(Exercise brief): Copy every line with the string "Chưa" in it.

(Material supplied):
.....
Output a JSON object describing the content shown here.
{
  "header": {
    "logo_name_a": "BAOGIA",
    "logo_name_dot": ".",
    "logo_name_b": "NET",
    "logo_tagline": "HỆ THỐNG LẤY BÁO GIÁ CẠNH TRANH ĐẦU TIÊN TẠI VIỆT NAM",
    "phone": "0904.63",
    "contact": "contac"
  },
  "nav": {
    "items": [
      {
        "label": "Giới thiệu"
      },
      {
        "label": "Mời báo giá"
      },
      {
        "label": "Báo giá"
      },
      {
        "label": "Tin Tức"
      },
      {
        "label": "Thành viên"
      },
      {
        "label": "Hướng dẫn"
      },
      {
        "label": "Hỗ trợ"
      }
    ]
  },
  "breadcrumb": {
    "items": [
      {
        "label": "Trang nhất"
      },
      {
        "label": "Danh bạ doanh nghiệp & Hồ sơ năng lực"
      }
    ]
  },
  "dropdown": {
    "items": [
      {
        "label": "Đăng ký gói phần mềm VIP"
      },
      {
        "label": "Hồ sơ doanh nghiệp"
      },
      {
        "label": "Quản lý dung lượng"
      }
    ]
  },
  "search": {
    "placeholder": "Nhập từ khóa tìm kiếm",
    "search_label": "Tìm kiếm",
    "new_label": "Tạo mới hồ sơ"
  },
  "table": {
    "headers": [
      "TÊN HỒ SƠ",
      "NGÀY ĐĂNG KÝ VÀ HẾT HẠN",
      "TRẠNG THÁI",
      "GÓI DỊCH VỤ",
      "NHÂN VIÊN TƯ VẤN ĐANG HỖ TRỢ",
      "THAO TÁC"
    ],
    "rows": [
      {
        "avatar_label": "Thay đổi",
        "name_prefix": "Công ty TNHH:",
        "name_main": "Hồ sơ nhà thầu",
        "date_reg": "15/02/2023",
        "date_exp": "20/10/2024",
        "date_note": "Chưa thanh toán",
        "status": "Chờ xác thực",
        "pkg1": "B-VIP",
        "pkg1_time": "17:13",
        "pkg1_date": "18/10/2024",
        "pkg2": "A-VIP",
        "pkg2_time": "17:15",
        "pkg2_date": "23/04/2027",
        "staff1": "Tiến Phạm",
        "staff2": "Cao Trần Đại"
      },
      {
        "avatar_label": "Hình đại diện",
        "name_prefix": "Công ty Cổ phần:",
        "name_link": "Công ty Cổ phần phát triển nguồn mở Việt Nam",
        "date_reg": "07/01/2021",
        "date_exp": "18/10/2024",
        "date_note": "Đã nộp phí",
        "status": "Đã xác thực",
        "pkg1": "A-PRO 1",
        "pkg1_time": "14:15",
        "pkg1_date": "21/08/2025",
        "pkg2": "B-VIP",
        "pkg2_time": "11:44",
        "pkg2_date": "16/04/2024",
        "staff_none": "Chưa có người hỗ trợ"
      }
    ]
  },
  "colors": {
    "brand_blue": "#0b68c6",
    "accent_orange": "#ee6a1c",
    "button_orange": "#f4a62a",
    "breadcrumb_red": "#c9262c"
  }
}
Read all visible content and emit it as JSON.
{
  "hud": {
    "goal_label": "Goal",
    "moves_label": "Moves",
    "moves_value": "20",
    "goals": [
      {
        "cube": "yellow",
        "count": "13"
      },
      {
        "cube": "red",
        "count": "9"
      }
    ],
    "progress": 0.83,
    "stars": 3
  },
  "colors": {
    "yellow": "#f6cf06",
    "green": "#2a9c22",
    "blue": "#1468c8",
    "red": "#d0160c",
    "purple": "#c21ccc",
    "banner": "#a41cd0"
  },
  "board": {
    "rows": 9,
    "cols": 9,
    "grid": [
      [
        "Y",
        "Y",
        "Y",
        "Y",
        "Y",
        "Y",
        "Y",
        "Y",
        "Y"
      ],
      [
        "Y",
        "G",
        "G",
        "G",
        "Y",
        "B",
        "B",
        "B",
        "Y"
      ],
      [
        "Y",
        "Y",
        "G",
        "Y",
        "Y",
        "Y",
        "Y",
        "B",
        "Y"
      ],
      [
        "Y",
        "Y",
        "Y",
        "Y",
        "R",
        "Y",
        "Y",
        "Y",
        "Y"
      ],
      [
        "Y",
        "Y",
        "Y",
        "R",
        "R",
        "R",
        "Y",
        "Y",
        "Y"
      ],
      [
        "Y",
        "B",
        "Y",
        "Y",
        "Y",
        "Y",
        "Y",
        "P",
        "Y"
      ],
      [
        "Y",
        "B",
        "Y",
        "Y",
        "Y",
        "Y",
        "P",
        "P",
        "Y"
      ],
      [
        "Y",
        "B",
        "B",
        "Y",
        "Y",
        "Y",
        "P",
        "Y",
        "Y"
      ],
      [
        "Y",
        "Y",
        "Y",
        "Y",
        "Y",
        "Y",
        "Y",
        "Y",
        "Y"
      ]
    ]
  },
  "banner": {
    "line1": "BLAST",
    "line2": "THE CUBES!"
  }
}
.....
(Correct result):
        "date_note": "Chưa thanh toán",
        "staff_none": "Chưa có người hỗ trợ"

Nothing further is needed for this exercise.